- _Exercise aim_
Output an exact reproduction of the data.
● ● ●
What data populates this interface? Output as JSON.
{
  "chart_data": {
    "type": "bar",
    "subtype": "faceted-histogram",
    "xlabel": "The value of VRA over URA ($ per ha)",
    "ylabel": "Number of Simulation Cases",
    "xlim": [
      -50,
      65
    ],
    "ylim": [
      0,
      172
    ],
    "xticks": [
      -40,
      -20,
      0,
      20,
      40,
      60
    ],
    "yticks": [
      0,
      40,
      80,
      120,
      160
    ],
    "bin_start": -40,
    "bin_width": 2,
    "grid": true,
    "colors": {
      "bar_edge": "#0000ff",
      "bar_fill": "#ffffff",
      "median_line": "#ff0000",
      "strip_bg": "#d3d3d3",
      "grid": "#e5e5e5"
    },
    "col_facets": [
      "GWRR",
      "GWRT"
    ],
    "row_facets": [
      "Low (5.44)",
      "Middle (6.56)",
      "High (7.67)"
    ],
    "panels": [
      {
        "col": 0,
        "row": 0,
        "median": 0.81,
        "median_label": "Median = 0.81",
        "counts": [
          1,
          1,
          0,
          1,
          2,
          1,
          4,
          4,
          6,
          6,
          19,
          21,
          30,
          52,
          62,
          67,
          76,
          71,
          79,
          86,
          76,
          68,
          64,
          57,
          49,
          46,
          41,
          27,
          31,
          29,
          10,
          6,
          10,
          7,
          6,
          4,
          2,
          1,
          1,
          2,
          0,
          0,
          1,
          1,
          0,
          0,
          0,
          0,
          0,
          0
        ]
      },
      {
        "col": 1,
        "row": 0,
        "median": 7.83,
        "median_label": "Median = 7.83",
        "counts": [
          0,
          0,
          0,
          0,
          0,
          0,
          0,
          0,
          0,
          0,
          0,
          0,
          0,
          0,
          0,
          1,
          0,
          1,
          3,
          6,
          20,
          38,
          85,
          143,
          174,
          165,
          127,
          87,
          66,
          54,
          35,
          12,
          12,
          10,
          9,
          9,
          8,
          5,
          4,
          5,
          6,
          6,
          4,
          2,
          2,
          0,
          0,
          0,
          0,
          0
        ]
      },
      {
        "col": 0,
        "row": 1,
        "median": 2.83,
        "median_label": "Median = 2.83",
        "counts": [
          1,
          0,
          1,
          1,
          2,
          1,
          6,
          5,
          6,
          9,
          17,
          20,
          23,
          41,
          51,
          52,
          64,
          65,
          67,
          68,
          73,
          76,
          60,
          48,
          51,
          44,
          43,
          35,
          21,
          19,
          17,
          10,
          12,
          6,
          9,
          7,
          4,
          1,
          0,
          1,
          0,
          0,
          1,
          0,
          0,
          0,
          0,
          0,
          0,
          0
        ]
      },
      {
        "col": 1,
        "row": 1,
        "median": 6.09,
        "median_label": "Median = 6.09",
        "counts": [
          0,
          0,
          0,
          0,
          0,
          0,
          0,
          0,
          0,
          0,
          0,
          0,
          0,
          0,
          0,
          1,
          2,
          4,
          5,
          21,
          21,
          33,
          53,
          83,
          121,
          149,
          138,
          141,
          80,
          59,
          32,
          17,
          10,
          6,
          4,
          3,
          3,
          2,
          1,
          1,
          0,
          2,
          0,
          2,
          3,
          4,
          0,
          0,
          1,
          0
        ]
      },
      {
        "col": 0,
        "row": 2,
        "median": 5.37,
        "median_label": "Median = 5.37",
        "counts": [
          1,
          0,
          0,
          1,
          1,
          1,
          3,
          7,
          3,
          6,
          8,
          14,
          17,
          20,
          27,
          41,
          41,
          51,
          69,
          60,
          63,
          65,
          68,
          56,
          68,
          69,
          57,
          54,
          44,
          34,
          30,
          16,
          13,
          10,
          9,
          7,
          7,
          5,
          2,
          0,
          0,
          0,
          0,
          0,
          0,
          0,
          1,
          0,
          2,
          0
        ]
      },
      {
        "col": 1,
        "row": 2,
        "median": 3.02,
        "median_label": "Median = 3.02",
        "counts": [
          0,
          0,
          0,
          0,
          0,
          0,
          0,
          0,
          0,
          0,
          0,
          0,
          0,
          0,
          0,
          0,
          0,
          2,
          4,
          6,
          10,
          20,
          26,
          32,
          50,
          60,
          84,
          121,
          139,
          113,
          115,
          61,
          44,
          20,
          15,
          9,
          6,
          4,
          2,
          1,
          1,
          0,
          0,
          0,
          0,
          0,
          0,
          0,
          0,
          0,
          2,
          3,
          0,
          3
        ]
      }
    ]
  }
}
● ● ●
- _Worked solution_
What data populates this interface? Output as JSON.
{
  "chart_data": {
    "type": "bar",
    "subtype": "faceted-histogram",
    "xlabel": "The value of VRA over URA ($ per ha)",
    "ylabel": "Number of Simulation Cases",
    "xlim": [
      -50,
      65
    ],
    "ylim": [
      0,
      172
    ],
    "xticks": [
      -40,
      -20,
      0,
      20,
      40,
      60
    ],
    "yticks": [
      0,
      40,
      80,
      120,
      160
    ],
    "bin_start": -40,
    "bin_width": 2,
    "grid": true,
    "colors": {
      "bar_edge": "#0000ff",
      "bar_fill": "#ffffff",
      "median_line": "#ff0000",
      "strip_bg": "#d3d3d3",
      "grid": "#e5e5e5"
    },
    "col_facets": [
      "GWRR",
      "GWRT"
    ],
    "row_facets": [
      "Low (5.44)",
      "Middle (6.56)",
      "High (7.67)"
    ],
    "panels": [
      {
        "col": 0,
        "row": 0,
        "median": 0.81,
        "median_label": "Median = 0.81",
        "counts": [
          1,
          1,
          0,
          1,
          2,
          1,
          4,
          4,
          6,
          6,
          19,
          21,
          30,
          52,
          62,
          67,
          76,
          71,
          79,
          86,
          76,
          68,
          64,
          57,
          49,
          46,
          41,
          27,
          31,
          29,
          10,
          6,
          10,
          7,
          6,
          4,
          2,
          1,
          1,
          2,
          0,
          0,
          1,
          1,
          0,
          0,
          0,
          0,
          0,
          0
        ]
      },
      {
        "col": 1,
        "row": 0,
        "median": 7.83,
        "median_label": "Median = 7.83",
        "counts": [
          0,
          0,
          0,
          0,
          0,
          0,
          0,
          0,
          0,
          0,
          0,
          0,
          0,
          0,
          0,
          1,
          0,
          1,
          3,
          6,
          20,
          38,
          85,
          143,
          174,
          165,
          127,
          87,
          66,
          54,
          35,
          12,
          12,
          10,
          9,
          9,
          8,
          5,
          4,
          5,
          6,
          6,
          4,
          2,
          2,
          0,
          0,
          0,
          0,
          0
        ]
      },
      {
        "col": 0,
        "row": 1,
        "median": 2.83,
        "median_label": "Median = 2.83",
        "counts": [
          1,
          0,
          1,
          1,
          2,
          1,
          6,
          5,
          6,
          9,
          17,
          20,
          23,
          41,
          51,
          52,
          64,
          65,
          67,
          68,
          73,
          76,
          60,
          48,
          51,
          44,
          43,
          35,
          21,
          19,
          17,
          10,
          12,
          6,
          9,
          7,
          4,
          1,
          0,
          1,
          0,
          0,
          1,
          0,
          0,
          0,
          0,
          0,
          0,
          0
        ]
      },
      {
        "col": 1,
        "row": 1,
        "median": 6.09,
        "median_label": "Median = 6.09",
        "counts": [
          0,
          0,
          0,
          0,
          0,
          0,
          0,
          0,
          0,
          0,
          0,
          0,
          0,
          0,
          0,
          1,
          2,
          4,
          5,
          21,
          21,
          33,
          53,
          83,
          121,
          149,
          138,
          141,
          80,
          59,
          32,
          17,
          10,
          6,
          4,
          3,
          3,
          2,
          1,
          1,
          0,
          2,
          0,
          2,
          3,
          4,
          0,
          0,
          1,
          0
        ]
      },
      {
        "col": 0,
        "row": 2,
        "median": 5.37,
        "median_label": "Median = 5.37",
        "counts": [
          1,
          0,
          0,
          1,
          1,
          1,
          3,
          7,
          3,
          6,
          8,
          14,
          17,
          20,
          27,
          41,
          41,
          51,
          69,
          60,
          63,
          65,
          68,
          56,
          68,
          69,
          57,
          54,
          44,
          34,
          30,
          16,
          13,
          10,
          9,
          7,
          7,
          5,
          2,
          0,
          0,
          0,
          0,
          0,
          0,
          0,
          1,
          0,
          2,
          0
        ]
      },
      {
        "col": 1,
        "row": 2,
        "median": 3.02,
        "median_label": "Median = 3.02",
        "counts": [
          0,
          0,
          0,
          0,
          0,
          0,
          0,
          0,
          0,
          0,
          0,
          0,
          0,
          0,
          0,
          0,
          0,
          2,
          4,
          6,
          10,
          20,
          26,
          32,
          50,
          60,
          84,
          121,
          139,
          113,
          115,
          61,
          44,
          20,
          15,
          9,
          6,
          4,
          2,
          1,
          1,
          0,
          0,
          0,
          0,
          0,
          0,
          0,
          0,
          0,
          2,
          3,
          0,
          3
        ]
      }
    ]
  }
}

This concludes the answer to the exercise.